Restate every line of the material, word for word.

BEGIN RECORDS TO USE

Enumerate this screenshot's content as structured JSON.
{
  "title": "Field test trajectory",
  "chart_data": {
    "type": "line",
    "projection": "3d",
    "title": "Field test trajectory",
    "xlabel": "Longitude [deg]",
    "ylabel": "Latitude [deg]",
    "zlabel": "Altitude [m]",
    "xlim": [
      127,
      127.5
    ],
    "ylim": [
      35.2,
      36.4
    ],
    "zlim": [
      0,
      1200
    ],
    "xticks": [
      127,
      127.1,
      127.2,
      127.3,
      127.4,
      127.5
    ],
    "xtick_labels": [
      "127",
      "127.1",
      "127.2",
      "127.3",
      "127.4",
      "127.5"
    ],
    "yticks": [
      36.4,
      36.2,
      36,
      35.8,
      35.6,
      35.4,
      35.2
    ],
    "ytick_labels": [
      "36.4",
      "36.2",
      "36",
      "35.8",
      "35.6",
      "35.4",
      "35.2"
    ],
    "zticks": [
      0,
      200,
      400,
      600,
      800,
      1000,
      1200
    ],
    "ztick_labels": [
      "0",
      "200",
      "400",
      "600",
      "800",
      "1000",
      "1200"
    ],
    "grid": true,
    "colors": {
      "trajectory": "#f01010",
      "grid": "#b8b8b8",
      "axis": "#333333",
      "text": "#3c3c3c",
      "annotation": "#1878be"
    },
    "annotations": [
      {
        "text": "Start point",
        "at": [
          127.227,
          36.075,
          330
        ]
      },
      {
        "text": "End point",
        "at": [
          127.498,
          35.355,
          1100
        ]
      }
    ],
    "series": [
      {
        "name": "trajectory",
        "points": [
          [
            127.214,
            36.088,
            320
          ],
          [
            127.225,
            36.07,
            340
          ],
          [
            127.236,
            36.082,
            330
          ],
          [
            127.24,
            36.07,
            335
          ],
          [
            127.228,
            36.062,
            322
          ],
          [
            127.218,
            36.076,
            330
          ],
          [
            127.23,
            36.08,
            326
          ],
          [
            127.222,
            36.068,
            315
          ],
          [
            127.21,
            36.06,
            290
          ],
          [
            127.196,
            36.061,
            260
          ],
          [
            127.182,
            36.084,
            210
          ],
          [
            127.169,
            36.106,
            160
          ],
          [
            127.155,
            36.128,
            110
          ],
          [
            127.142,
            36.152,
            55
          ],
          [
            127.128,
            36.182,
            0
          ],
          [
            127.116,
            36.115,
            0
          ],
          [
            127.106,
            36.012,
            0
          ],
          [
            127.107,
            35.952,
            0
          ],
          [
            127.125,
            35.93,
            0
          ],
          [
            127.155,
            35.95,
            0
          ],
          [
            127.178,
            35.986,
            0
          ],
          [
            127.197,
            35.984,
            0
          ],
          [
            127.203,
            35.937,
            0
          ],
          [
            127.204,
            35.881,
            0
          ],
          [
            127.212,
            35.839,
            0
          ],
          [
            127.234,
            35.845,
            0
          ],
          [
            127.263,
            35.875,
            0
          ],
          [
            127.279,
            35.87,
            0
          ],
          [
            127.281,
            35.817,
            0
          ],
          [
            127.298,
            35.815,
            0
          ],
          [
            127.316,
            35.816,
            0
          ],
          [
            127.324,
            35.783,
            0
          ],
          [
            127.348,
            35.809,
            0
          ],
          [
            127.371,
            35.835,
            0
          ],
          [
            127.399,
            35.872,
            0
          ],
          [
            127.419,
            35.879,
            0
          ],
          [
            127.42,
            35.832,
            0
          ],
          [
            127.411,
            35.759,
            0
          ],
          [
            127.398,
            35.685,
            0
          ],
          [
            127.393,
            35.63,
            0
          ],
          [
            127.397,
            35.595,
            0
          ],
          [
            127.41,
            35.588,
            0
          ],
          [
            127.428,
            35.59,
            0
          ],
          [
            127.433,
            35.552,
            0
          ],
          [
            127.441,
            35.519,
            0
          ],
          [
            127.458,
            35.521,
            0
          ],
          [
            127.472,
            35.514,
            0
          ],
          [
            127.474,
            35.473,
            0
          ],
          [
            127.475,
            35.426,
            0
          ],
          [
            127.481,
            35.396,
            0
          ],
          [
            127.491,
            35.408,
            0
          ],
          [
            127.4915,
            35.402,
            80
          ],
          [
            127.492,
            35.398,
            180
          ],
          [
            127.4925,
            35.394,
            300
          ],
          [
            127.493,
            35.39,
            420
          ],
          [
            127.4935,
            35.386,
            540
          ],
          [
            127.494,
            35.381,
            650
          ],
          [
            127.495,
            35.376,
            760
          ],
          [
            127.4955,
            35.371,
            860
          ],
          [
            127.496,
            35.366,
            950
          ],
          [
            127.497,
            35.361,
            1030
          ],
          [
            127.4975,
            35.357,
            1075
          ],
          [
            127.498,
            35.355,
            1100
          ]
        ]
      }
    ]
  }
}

END RECORDS TO USE

◆ THE COMPLETED TASK
Enumerate this screenshot's content as structured JSON.
{
  "title": "Field test trajectory",
  "chart_data": {
    "type": "line",
    "projection": "3d",
    "title": "Field test trajectory",
    "xlabel": "Longitude [deg]",
    "ylabel": "Latitude [deg]",
    "zlabel": "Altitude [m]",
    "xlim": [
      127,
      127.5
    ],
    "ylim": [
      35.2,
      36.4
    ],
    "zlim": [
      0,
      1200
    ],
    "xticks": [
      127,
      127.1,
      127.2,
      127.3,
      127.4,
      127.5
    ],
    "xtick_labels": [
      "127",
      "127.1",
      "127.2",
      "127.3",
      "127.4",
      "127.5"
    ],
    "yticks": [
      36.4,
      36.2,
      36,
      35.8,
      35.6,
      35.4,
      35.2
    ],
    "ytick_labels": [
      "36.4",
      "36.2",
      "36",
      "35.8",
      "35.6",
      "35.4",
      "35.2"
    ],
    "zticks": [
      0,
      200,
      400,
      600,
      800,
      1000,
      1200
    ],
    "ztick_labels": [
      "0",
      "200",
      "400",
      "600",
      "800",
      "1000",
      "1200"
    ],
    "grid": true,
    "colors": {
      "trajectory": "#f01010",
      "grid": "#b8b8b8",
      "axis": "#333333",
      "text": "#3c3c3c",
      "annotation": "#1878be"
    },
    "annotations": [
      {
        "text": "Start point",
        "at": [
          127.227,
          36.075,
          330
        ]
      },
      {
        "text": "End point",
        "at": [
          127.498,
          35.355,
          1100
        ]
      }
    ],
    "series": [
      {
        "name": "trajectory",
        "points": [
          [
            127.214,
            36.088,
            320
          ],
          [
            127.225,
            36.07,
            340
          ],
          [
            127.236,
            36.082,
            330
          ],
          [
            127.24,
            36.07,
            335
          ],
          [
            127.228,
            36.062,
            322
          ],
          [
            127.218,
            36.076,
            330
          ],
          [
            127.23,
            36.08,
            326
          ],
          [
            127.222,
            36.068,
            315
          ],
          [
            127.21,
            36.06,
            290
          ],
          [
            127.196,
            36.061,
            260
          ],
          [
            127.182,
            36.084,
            210
          ],
          [
            127.169,
            36.106,
            160
          ],
          [
            127.155,
            36.128,
            110
          ],
          [
            127.142,
            36.152,
            55
          ],
          [
            127.128,
            36.182,
            0
          ],
          [
            127.116,
            36.115,
            0
          ],
          [
            127.106,
            36.012,
            0
          ],
          [
            127.107,
            35.952,
            0
          ],
          [
            127.125,
            35.93,
            0
          ],
          [
            127.155,
            35.95,
            0
          ],
          [
            127.178,
            35.986,
            0
          ],
          [
            127.197,
            35.984,
            0
          ],
          [
            127.203,
            35.937,
            0
          ],
          [
            127.204,
            35.881,
            0
          ],
          [
            127.212,
            35.839,
            0
          ],
          [
            127.234,
            35.845,
            0
          ],
          [
            127.263,
            35.875,
            0
          ],
          [
            127.279,
            35.87,
            0
          ],
          [
            127.281,
            35.817,
            0
          ],
          [
            127.298,
            35.815,
            0
          ],
          [
            127.316,
            35.816,
            0
          ],
          [
            127.324,
            35.783,
            0
          ],
          [
            127.348,
            35.809,
            0
          ],
          [
            127.371,
            35.835,
            0
          ],
          [
            127.399,
            35.872,
            0
          ],
          [
            127.419,
            35.879,
            0
          ],
          [
            127.42,
            35.832,
            0
          ],
          [
            127.411,
            35.759,
            0
          ],
          [
            127.398,
            35.685,
            0
          ],
          [
            127.393,
            35.63,
            0
          ],
          [
            127.397,
            35.595,
            0
          ],
          [
            127.41,
            35.588,
            0
          ],
          [
            127.428,
            35.59,
            0
          ],
          [
            127.433,
            35.552,
            0
          ],
          [
            127.441,
            35.519,
            0
          ],
          [
            127.458,
            35.521,
            0
          ],
          [
            127.472,
            35.514,
            0
          ],
          [
            127.474,
            35.473,
            0
          ],
          [
            127.475,
            35.426,
            0
          ],
          [
            127.481,
            35.396,
            0
          ],
          [
            127.491,
            35.408,
            0
          ],
          [
            127.4915,
            35.402,
            80
          ],
          [
            127.492,
            35.398,
            180
          ],
          [
            127.4925,
            35.394,
            300
          ],
          [
            127.493,
            35.39,
            420
          ],
          [
            127.4935,
            35.386,
            540
          ],
          [
            127.494,
            35.381,
            650
          ],
          [
            127.495,
            35.376,
            760
          ],
          [
            127.4955,
            35.371,
            860
          ],
          [
            127.496,
            35.366,
            950
          ],
          [
            127.497,
            35.361,
            1030
          ],
          [
            127.4975,
            35.357,
            1075
          ],
          [
            127.498,
            35.355,
            1100
          ]
        ]
      }
    ]
  }
}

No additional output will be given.